[Stored rows]:
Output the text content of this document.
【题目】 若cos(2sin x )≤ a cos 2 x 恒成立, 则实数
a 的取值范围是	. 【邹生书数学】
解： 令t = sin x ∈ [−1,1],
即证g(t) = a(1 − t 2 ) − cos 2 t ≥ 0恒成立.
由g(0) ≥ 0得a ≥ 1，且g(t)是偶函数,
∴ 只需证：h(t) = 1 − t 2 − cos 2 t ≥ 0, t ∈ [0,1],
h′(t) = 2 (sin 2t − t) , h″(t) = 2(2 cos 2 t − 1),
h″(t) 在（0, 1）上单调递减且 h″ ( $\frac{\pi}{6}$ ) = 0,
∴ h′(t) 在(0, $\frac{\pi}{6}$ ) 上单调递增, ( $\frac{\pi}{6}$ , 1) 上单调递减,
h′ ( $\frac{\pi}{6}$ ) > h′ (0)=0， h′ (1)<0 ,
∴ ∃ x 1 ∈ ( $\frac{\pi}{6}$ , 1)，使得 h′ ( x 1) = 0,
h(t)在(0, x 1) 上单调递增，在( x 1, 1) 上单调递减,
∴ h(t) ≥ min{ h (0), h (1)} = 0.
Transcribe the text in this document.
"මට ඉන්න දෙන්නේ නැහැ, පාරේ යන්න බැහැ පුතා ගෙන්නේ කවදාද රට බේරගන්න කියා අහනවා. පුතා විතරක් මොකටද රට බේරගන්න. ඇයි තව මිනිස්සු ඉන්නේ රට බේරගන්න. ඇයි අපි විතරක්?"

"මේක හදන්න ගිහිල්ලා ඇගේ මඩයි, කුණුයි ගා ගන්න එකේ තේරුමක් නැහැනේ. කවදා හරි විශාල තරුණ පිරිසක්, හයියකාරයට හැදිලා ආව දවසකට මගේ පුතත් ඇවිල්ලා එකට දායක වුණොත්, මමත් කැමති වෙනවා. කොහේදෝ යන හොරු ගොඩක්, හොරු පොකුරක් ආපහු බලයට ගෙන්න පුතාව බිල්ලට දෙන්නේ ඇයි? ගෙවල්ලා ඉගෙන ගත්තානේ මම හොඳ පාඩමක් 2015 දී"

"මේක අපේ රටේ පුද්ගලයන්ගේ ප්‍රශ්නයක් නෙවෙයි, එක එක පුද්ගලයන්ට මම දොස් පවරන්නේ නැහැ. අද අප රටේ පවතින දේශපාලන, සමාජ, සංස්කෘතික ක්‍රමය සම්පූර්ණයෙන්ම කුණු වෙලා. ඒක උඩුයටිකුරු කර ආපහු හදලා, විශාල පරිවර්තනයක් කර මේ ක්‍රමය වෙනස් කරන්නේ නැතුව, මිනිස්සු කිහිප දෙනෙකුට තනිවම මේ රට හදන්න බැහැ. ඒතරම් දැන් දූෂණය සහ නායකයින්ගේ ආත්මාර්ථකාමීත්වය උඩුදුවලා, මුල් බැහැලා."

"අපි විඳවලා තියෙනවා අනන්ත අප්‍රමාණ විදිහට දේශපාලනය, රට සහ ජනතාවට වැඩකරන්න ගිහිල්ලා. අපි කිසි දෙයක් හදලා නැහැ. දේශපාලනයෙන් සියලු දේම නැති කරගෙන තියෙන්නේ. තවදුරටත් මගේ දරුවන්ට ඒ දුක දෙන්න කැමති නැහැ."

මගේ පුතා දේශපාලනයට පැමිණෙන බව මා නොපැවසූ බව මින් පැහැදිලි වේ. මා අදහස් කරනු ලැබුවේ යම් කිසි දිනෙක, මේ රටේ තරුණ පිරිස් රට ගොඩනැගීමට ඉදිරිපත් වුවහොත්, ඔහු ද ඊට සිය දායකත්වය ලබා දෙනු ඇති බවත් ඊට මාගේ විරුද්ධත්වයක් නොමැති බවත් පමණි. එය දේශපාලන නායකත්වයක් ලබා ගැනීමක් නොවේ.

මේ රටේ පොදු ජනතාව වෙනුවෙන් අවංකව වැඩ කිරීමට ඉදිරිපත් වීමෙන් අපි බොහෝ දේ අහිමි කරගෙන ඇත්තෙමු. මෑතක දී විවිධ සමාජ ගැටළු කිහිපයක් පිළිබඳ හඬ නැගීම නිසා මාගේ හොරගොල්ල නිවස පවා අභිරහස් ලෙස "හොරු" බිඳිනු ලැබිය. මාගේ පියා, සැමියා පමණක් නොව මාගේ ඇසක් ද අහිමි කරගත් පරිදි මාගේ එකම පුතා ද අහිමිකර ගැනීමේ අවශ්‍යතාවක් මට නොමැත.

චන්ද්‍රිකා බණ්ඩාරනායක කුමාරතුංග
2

[Exercise brief]: Take the listing above and write it out again exactly.

[Written reply]:
Output the text content of this document.
【题目】 若cos(2sin x )≤ a cos 2 x 恒成立, 则实数
a 的取值范围是	. 【邹生书数学】
解： 令t = sin x ∈ [−1,1],
即证g(t) = a(1 − t 2 ) − cos 2 t ≥ 0恒成立.
由g(0) ≥ 0得a ≥ 1，且g(t)是偶函数,
∴ 只需证：h(t) = 1 − t 2 − cos 2 t ≥ 0, t ∈ [0,1],
h′(t) = 2 (sin 2t − t) , h″(t) = 2(2 cos 2 t − 1),
h″(t) 在（0, 1）上单调递减且 h″ ( $\frac{\pi}{6}$ ) = 0,
∴ h′(t) 在(0, $\frac{\pi}{6}$ ) 上单调递增, ( $\frac{\pi}{6}$ , 1) 上单调递减,
h′ ( $\frac{\pi}{6}$ ) > h′ (0)=0， h′ (1)<0 ,
∴ ∃ x 1 ∈ ( $\frac{\pi}{6}$ , 1)，使得 h′ ( x 1) = 0,
h(t)在(0, x 1) 上单调递增，在( x 1, 1) 上单调递减,
∴ h(t) ≥ min{ h (0), h (1)} = 0.
Transcribe the text in this document.
"මට ඉන්න දෙන්නේ නැහැ, පාරේ යන්න බැහැ පුතා ගෙන්නේ කවදාද රට බේරගන්න කියා අහනවා. පුතා විතරක් මොකටද රට බේරගන්න. ඇයි තව මිනිස්සු ඉන්නේ රට බේරගන්න. ඇයි අපි විතරක්?"

"මේක හදන්න ගිහිල්ලා ඇගේ මඩයි, කුණුයි ගා ගන්න එකේ තේරුමක් නැහැනේ. කවදා හරි විශාල තරුණ පිරිසක්, හයියකාරයට හැදිලා ආව දවසකට මගේ පුතත් ඇවිල්ලා එකට දායක වුණොත්, මමත් කැමති වෙනවා. කොහේදෝ යන හොරු ගොඩක්, හොරු පොකුරක් ආපහු බලයට ගෙන්න පුතාව බිල්ලට දෙන්නේ ඇයි? ගෙවල්ලා ඉගෙන ගත්තානේ මම හොඳ පාඩමක් 2015 දී"

"මේක අපේ රටේ පුද්ගලයන්ගේ ප්‍රශ්නයක් නෙවෙයි, එක එක පුද්ගලයන්ට මම දොස් පවරන්නේ නැහැ. අද අප රටේ පවතින දේශපාලන, සමාජ, සංස්කෘතික ක්‍රමය සම්පූර්ණයෙන්ම කුණු වෙලා. ඒක උඩුයටිකුරු කර ආපහු හදලා, විශාල පරිවර්තනයක් කර මේ ක්‍රමය වෙනස් කරන්නේ නැතුව, මිනිස්සු කිහිප දෙනෙකුට තනිවම මේ රට හදන්න බැහැ. ඒතරම් දැන් දූෂණය සහ නායකයින්ගේ ආත්මාර්ථකාමීත්වය උඩුදුවලා, මුල් බැහැලා."

"අපි විඳවලා තියෙනවා අනන්ත අප්‍රමාණ විදිහට දේශපාලනය, රට සහ ජනතාවට වැඩකරන්න ගිහිල්ලා. අපි කිසි දෙයක් හදලා නැහැ. දේශපාලනයෙන් සියලු දේම නැති කරගෙන තියෙන්නේ. තවදුරටත් මගේ දරුවන්ට ඒ දුක දෙන්න කැමති නැහැ."

මගේ පුතා දේශපාලනයට පැමිණෙන බව මා නොපැවසූ බව මින් පැහැදිලි වේ. මා අදහස් කරනු ලැබුවේ යම් කිසි දිනෙක, මේ රටේ තරුණ පිරිස් රට ගොඩනැගීමට ඉදිරිපත් වුවහොත්, ඔහු ද ඊට සිය දායකත්වය ලබා දෙනු ඇති බවත් ඊට මාගේ විරුද්ධත්වයක් නොමැති බවත් පමණි. එය දේශපාලන නායකත්වයක් ලබා ගැනීමක් නොවේ.

මේ රටේ පොදු ජනතාව වෙනුවෙන් අවංකව වැඩ කිරීමට ඉදිරිපත් වීමෙන් අපි බොහෝ දේ අහිමි කරගෙන ඇත්තෙමු. මෑතක දී විවිධ සමාජ ගැටළු කිහිපයක් පිළිබඳ හඬ නැගීම නිසා මාගේ හොරගොල්ල නිවස පවා අභිරහස් ලෙස "හොරු" බිඳිනු ලැබිය. මාගේ පියා, සැමියා පමණක් නොව මාගේ ඇසක් ද අහිමි කරගත් පරිදි මාගේ එකම පුතා ද අහිමිකර ගැනීමේ අවශ්‍යතාවක් මට නොමැත.

චන්ද්‍රිකා බණ්ඩාරනායක කුමාරතුංග
2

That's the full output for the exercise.